Exercise instructions:
Copy the records below, replacing "bar" with "horizontal bar" and leaving everything else unchanged.

Listing:
· · · ·
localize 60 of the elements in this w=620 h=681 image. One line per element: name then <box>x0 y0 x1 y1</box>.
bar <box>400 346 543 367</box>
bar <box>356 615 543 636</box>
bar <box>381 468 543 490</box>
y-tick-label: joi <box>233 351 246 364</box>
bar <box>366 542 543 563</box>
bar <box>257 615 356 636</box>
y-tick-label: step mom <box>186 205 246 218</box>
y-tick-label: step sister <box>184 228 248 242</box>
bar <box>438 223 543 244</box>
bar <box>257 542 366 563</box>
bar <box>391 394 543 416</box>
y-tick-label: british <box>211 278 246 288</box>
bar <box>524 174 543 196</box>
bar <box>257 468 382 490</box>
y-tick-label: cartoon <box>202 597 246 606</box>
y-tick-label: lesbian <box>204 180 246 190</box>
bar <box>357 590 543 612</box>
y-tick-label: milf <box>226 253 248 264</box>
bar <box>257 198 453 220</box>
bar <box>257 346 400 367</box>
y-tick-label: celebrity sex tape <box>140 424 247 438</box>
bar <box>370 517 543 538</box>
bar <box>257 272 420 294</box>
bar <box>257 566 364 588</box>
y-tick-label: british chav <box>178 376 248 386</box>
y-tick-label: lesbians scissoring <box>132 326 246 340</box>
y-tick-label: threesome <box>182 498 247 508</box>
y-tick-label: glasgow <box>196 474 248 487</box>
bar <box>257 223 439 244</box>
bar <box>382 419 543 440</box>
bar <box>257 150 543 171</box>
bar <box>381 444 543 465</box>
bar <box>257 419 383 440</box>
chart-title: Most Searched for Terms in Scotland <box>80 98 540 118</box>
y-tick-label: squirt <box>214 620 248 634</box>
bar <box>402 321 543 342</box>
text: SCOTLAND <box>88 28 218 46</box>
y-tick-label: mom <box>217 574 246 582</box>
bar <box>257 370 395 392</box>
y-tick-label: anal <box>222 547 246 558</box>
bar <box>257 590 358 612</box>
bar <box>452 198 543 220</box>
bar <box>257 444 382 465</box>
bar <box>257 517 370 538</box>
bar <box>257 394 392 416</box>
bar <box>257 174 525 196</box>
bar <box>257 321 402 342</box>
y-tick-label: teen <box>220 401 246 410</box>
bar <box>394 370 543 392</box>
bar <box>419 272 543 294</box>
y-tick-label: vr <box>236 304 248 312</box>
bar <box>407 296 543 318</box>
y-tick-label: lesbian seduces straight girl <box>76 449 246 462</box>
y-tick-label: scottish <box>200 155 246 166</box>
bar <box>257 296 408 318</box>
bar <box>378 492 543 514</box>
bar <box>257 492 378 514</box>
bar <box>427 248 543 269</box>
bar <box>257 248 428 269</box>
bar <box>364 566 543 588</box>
· · · ·
Response below:
localize 60 of the elements in this w=620 h=681 image. One line per element: name then <box>x0 y0 x1 y1</box>.
horizontal bar <box>400 346 543 367</box>
horizontal bar <box>356 615 543 636</box>
horizontal bar <box>381 468 543 490</box>
y-tick-label: joi <box>233 351 246 364</box>
horizontal bar <box>366 542 543 563</box>
horizontal bar <box>257 615 356 636</box>
y-tick-label: step mom <box>186 205 246 218</box>
y-tick-label: step sister <box>184 228 248 242</box>
horizontal bar <box>438 223 543 244</box>
horizontal bar <box>257 542 366 563</box>
horizontal bar <box>391 394 543 416</box>
y-tick-label: british <box>211 278 246 288</box>
horizontal bar <box>524 174 543 196</box>
horizontal bar <box>257 468 382 490</box>
y-tick-label: cartoon <box>202 597 246 606</box>
y-tick-label: lesbian <box>204 180 246 190</box>
horizontal bar <box>357 590 543 612</box>
y-tick-label: milf <box>226 253 248 264</box>
horizontal bar <box>257 198 453 220</box>
horizontal bar <box>257 346 400 367</box>
y-tick-label: celebrity sex tape <box>140 424 247 438</box>
horizontal bar <box>370 517 543 538</box>
horizontal bar <box>257 272 420 294</box>
horizontal bar <box>257 566 364 588</box>
y-tick-label: british chav <box>178 376 248 386</box>
y-tick-label: lesbians scissoring <box>132 326 246 340</box>
y-tick-label: threesome <box>182 498 247 508</box>
y-tick-label: glasgow <box>196 474 248 487</box>
horizontal bar <box>257 223 439 244</box>
horizontal bar <box>382 419 543 440</box>
horizontal bar <box>257 150 543 171</box>
horizontal bar <box>381 444 543 465</box>
horizontal bar <box>257 419 383 440</box>
chart-title: Most Searched for Terms in Scotland <box>80 98 540 118</box>
y-tick-label: squirt <box>214 620 248 634</box>
horizontal bar <box>402 321 543 342</box>
text: SCOTLAND <box>88 28 218 46</box>
y-tick-label: mom <box>217 574 246 582</box>
horizontal bar <box>257 370 395 392</box>
y-tick-label: anal <box>222 547 246 558</box>
horizontal bar <box>257 590 358 612</box>
horizontal bar <box>452 198 543 220</box>
horizontal bar <box>257 444 382 465</box>
horizontal bar <box>257 517 370 538</box>
horizontal bar <box>257 394 392 416</box>
horizontal bar <box>257 174 525 196</box>
horizontal bar <box>257 321 402 342</box>
y-tick-label: teen <box>220 401 246 410</box>
horizontal bar <box>394 370 543 392</box>
horizontal bar <box>419 272 543 294</box>
y-tick-label: vr <box>236 304 248 312</box>
horizontal bar <box>407 296 543 318</box>
y-tick-label: lesbian seduces straight girl <box>76 449 246 462</box>
y-tick-label: scottish <box>200 155 246 166</box>
horizontal bar <box>257 296 408 318</box>
horizontal bar <box>378 492 543 514</box>
horizontal bar <box>257 492 378 514</box>
horizontal bar <box>427 248 543 269</box>
horizontal bar <box>257 248 428 269</box>
horizontal bar <box>364 566 543 588</box>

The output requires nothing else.